Pull each line holding the word "Portfolio" from the data.
★ ★ ★ ★ ★ ★ ★
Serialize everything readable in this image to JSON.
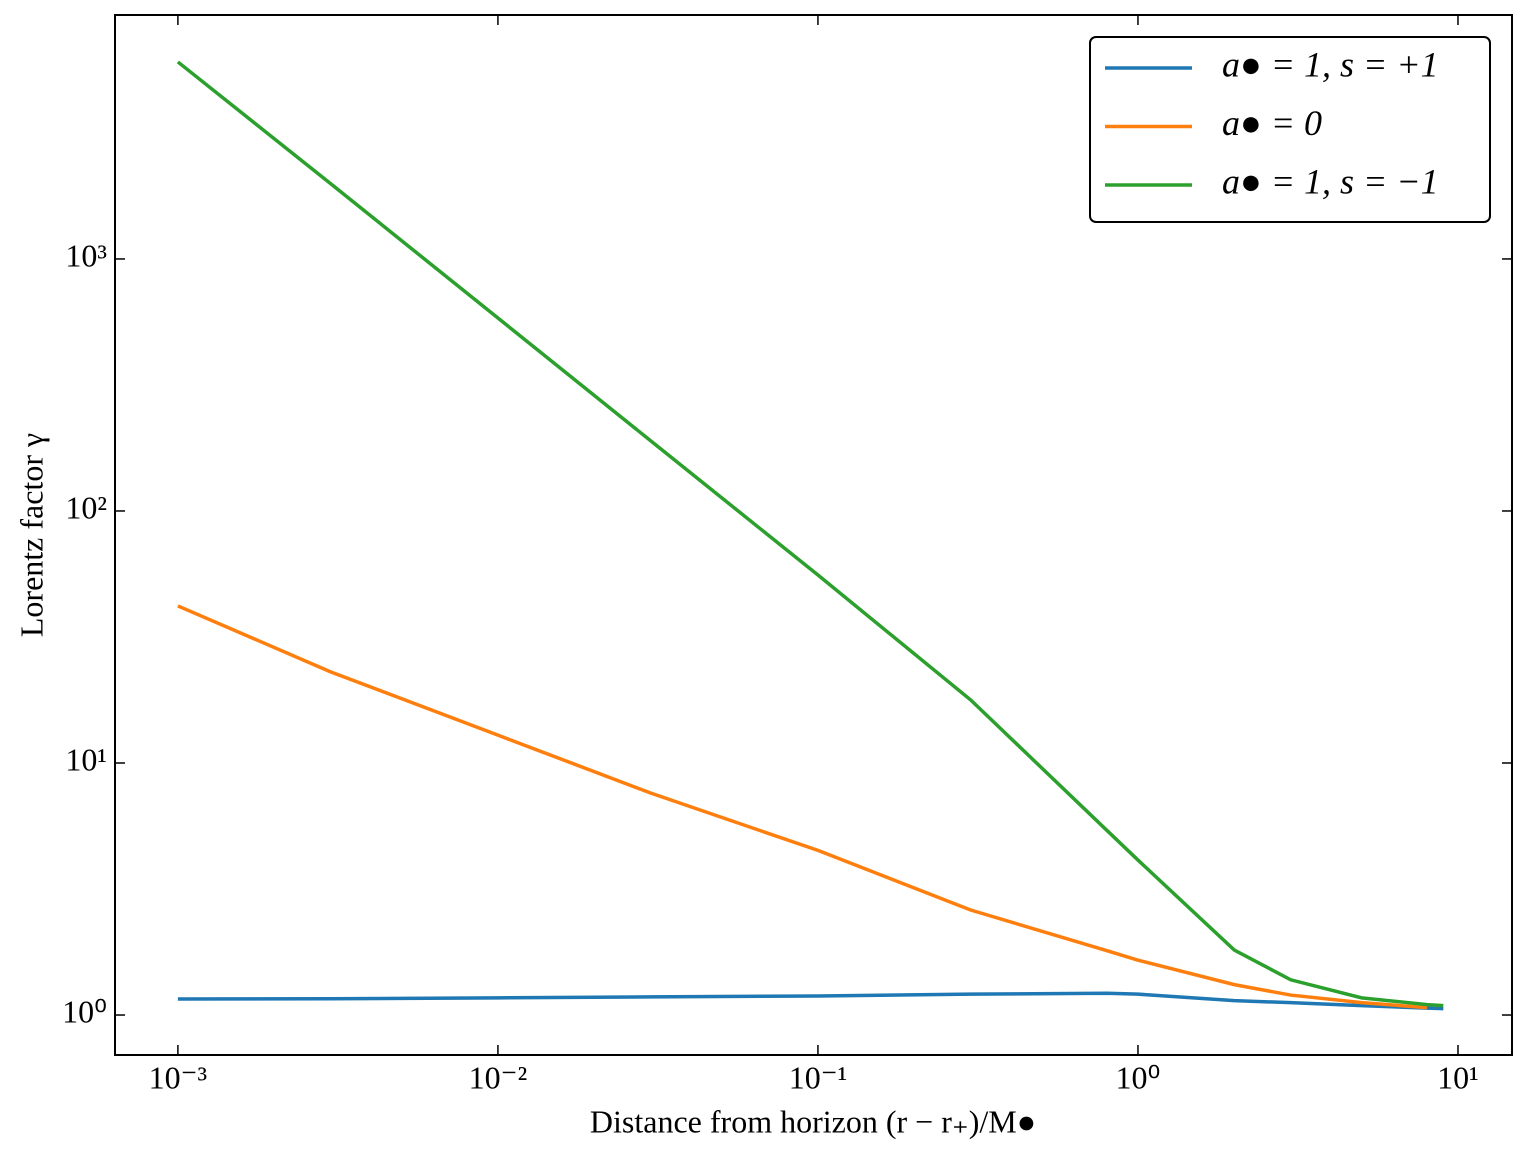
{
  "chart_data": {
    "type": "line",
    "xlabel": "Distance from horizon (r − r₊)/M●",
    "ylabel": "Lorentz factor γ",
    "x": [
      0.001,
      0.003,
      0.01,
      0.03,
      0.1,
      0.3,
      0.8,
      1,
      2,
      3,
      5,
      8,
      9
    ],
    "series": [
      {
        "name": "a● = 1, s = +1",
        "color": "#1f77b4",
        "values": [
          1.158,
          1.16,
          1.17,
          1.18,
          1.19,
          1.21,
          1.22,
          1.21,
          1.14,
          1.12,
          1.09,
          1.065,
          1.06
        ]
      },
      {
        "name": "a● = 0",
        "color": "#ff7f0e",
        "values": [
          42,
          23,
          12.9,
          7.6,
          4.5,
          2.61,
          1.8,
          1.65,
          1.32,
          1.2,
          1.12,
          1.07,
          null
        ]
      },
      {
        "name": "a● = 1, s = −1",
        "color": "#2ca02c",
        "values": [
          6050,
          1990,
          583,
          190,
          55.7,
          17.8,
          5.4,
          4.12,
          1.81,
          1.38,
          1.17,
          1.1,
          1.09
        ]
      }
    ],
    "xscale": "log",
    "yscale": "log",
    "xlim": [
      0.000636,
      14.75
    ],
    "ylim": [
      0.694,
      9290
    ],
    "xticks": [
      {
        "value": 0.001,
        "label": "10⁻³"
      },
      {
        "value": 0.01,
        "label": "10⁻²"
      },
      {
        "value": 0.1,
        "label": "10⁻¹"
      },
      {
        "value": 1,
        "label": "10⁰"
      },
      {
        "value": 10,
        "label": "10¹"
      }
    ],
    "yticks": [
      {
        "value": 1,
        "label": "10⁰"
      },
      {
        "value": 10,
        "label": "10¹"
      },
      {
        "value": 100,
        "label": "10²"
      },
      {
        "value": 1000,
        "label": "10³"
      }
    ],
    "legend": "upper right",
    "grid": false
  }
}
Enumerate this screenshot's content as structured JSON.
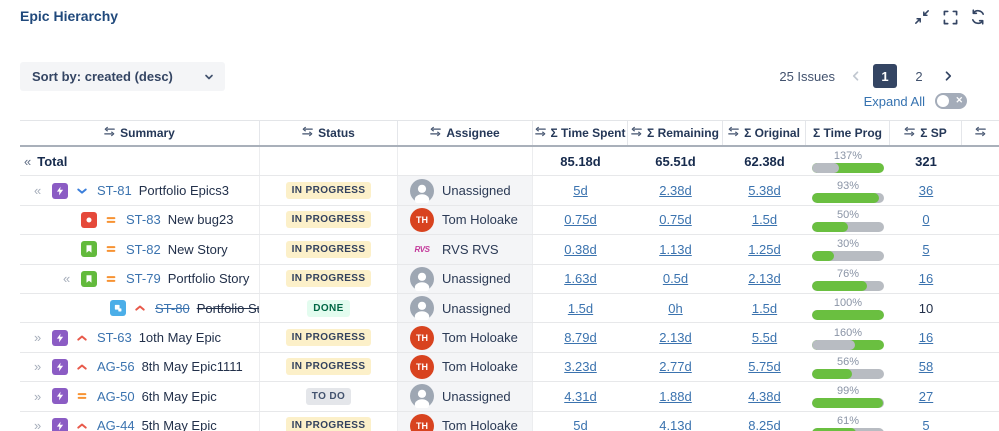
{
  "header": {
    "title": "Epic Hierarchy"
  },
  "toolbar": {
    "sort_label": "Sort by: created (desc)",
    "issues_count": "25 Issues",
    "pages": [
      "1",
      "2"
    ],
    "current_page": "1",
    "expand_all_label": "Expand All"
  },
  "colors": {
    "accent_blue": "#3b73af",
    "progress_green": "#6abf40",
    "progress_gray": "#b8bcc2",
    "status_inprogress_bg": "#fcf0c9",
    "status_done_bg": "#e3fcef",
    "status_todo_bg": "#e4e6ea",
    "epic_purple": "#8b5cc4",
    "bug_red": "#e5493a",
    "story_green": "#63ba3c",
    "subtask_blue": "#4baee8",
    "priority_high_red": "#e8594a",
    "priority_medium_orange": "#f79232",
    "priority_low_blue": "#3b7fdb",
    "avatar_red": "#d8431f",
    "avatar_gray": "#9ea7b3",
    "selected_page_navy": "#344563"
  },
  "table": {
    "columns": [
      {
        "name": "summary",
        "label": "Summary",
        "sort_icon": true
      },
      {
        "name": "status",
        "label": "Status",
        "sort_icon": true
      },
      {
        "name": "assignee",
        "label": "Assignee",
        "sort_icon": true
      },
      {
        "name": "time-spent",
        "label": "Σ Time Spent",
        "sort_icon": true
      },
      {
        "name": "remaining",
        "label": "Σ Remaining",
        "sort_icon": true
      },
      {
        "name": "original",
        "label": "Σ Original",
        "sort_icon": true
      },
      {
        "name": "time-prog",
        "label": "Σ Time Prog",
        "sort_icon": false
      },
      {
        "name": "sp",
        "label": "Σ SP",
        "sort_icon": true
      },
      {
        "name": "extra",
        "label": "",
        "sort_icon": true
      }
    ],
    "total": {
      "expander": "«",
      "label": "Total",
      "time_spent": "85.18d",
      "remaining": "65.51d",
      "original": "62.38d",
      "progress": 137,
      "sp": "321"
    },
    "rows": [
      {
        "indent": 1,
        "expander": "«",
        "type": "epic",
        "priority": "low",
        "key": "ST-81",
        "summary": "Portfolio Epics3",
        "struck": false,
        "status": "IN PROGRESS",
        "status_kind": "inprogress",
        "assignee": "Unassigned",
        "avatar": "unassigned",
        "time_spent": "5d",
        "remaining": "2.38d",
        "original": "5.38d",
        "progress": 93,
        "sp": "36",
        "sp_link": true
      },
      {
        "indent": 2,
        "expander": "",
        "type": "bug",
        "priority": "medium",
        "key": "ST-83",
        "summary": "New bug23",
        "struck": false,
        "status": "IN PROGRESS",
        "status_kind": "inprogress",
        "assignee": "Tom Holoake",
        "avatar": "th",
        "time_spent": "0.75d",
        "remaining": "0.75d",
        "original": "1.5d",
        "progress": 50,
        "sp": "0",
        "sp_link": true
      },
      {
        "indent": 2,
        "expander": "",
        "type": "story",
        "priority": "medium",
        "key": "ST-82",
        "summary": "New Story",
        "struck": false,
        "status": "IN PROGRESS",
        "status_kind": "inprogress",
        "assignee": "RVS RVS",
        "avatar": "rvs",
        "time_spent": "0.38d",
        "remaining": "1.13d",
        "original": "1.25d",
        "progress": 30,
        "sp": "5",
        "sp_link": true
      },
      {
        "indent": 2,
        "expander": "«",
        "type": "story",
        "priority": "medium",
        "key": "ST-79",
        "summary": "Portfolio Story",
        "struck": false,
        "status": "IN PROGRESS",
        "status_kind": "inprogress",
        "assignee": "Unassigned",
        "avatar": "unassigned",
        "time_spent": "1.63d",
        "remaining": "0.5d",
        "original": "2.13d",
        "progress": 76,
        "sp": "16",
        "sp_link": true
      },
      {
        "indent": 3,
        "expander": "",
        "type": "subtask",
        "priority": "high",
        "key": "ST-80",
        "summary": "Portfolio Subtask new",
        "struck": true,
        "status": "DONE",
        "status_kind": "done",
        "assignee": "Unassigned",
        "avatar": "unassigned",
        "time_spent": "1.5d",
        "remaining": "0h",
        "original": "1.5d",
        "progress": 100,
        "sp": "10",
        "sp_link": false
      },
      {
        "indent": 1,
        "expander": "»",
        "type": "epic",
        "priority": "high",
        "key": "ST-63",
        "summary": "1oth May Epic",
        "struck": false,
        "status": "IN PROGRESS",
        "status_kind": "inprogress",
        "assignee": "Tom Holoake",
        "avatar": "th",
        "time_spent": "8.79d",
        "remaining": "2.13d",
        "original": "5.5d",
        "progress": 160,
        "sp": "16",
        "sp_link": true
      },
      {
        "indent": 1,
        "expander": "»",
        "type": "epic",
        "priority": "high",
        "key": "AG-56",
        "summary": "8th May Epic1111",
        "struck": false,
        "status": "IN PROGRESS",
        "status_kind": "inprogress",
        "assignee": "Tom Holoake",
        "avatar": "th",
        "time_spent": "3.23d",
        "remaining": "2.77d",
        "original": "5.75d",
        "progress": 56,
        "sp": "58",
        "sp_link": true
      },
      {
        "indent": 1,
        "expander": "»",
        "type": "epic",
        "priority": "medium",
        "key": "AG-50",
        "summary": "6th May Epic",
        "struck": false,
        "status": "TO DO",
        "status_kind": "todo",
        "assignee": "Unassigned",
        "avatar": "unassigned",
        "time_spent": "4.31d",
        "remaining": "1.88d",
        "original": "4.38d",
        "progress": 99,
        "sp": "27",
        "sp_link": true
      },
      {
        "indent": 1,
        "expander": "»",
        "type": "epic",
        "priority": "high",
        "key": "AG-44",
        "summary": "5th May Epic",
        "struck": false,
        "status": "IN PROGRESS",
        "status_kind": "inprogress",
        "assignee": "Tom Holoake",
        "avatar": "th",
        "time_spent": "5d",
        "remaining": "4.13d",
        "original": "8.25d",
        "progress": 61,
        "sp": "5",
        "sp_link": true
      }
    ]
  }
}
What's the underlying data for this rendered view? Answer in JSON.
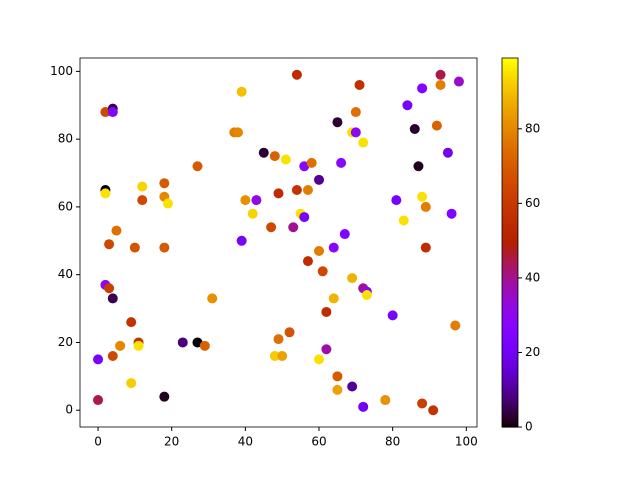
★ ★ ★ ★ ★ ★ ★
# [FINISHED TASK]
        "summary": "Portfolio Epics3",
        "summary": "Portfolio Story",
        "summary": "Portfolio Subtask new",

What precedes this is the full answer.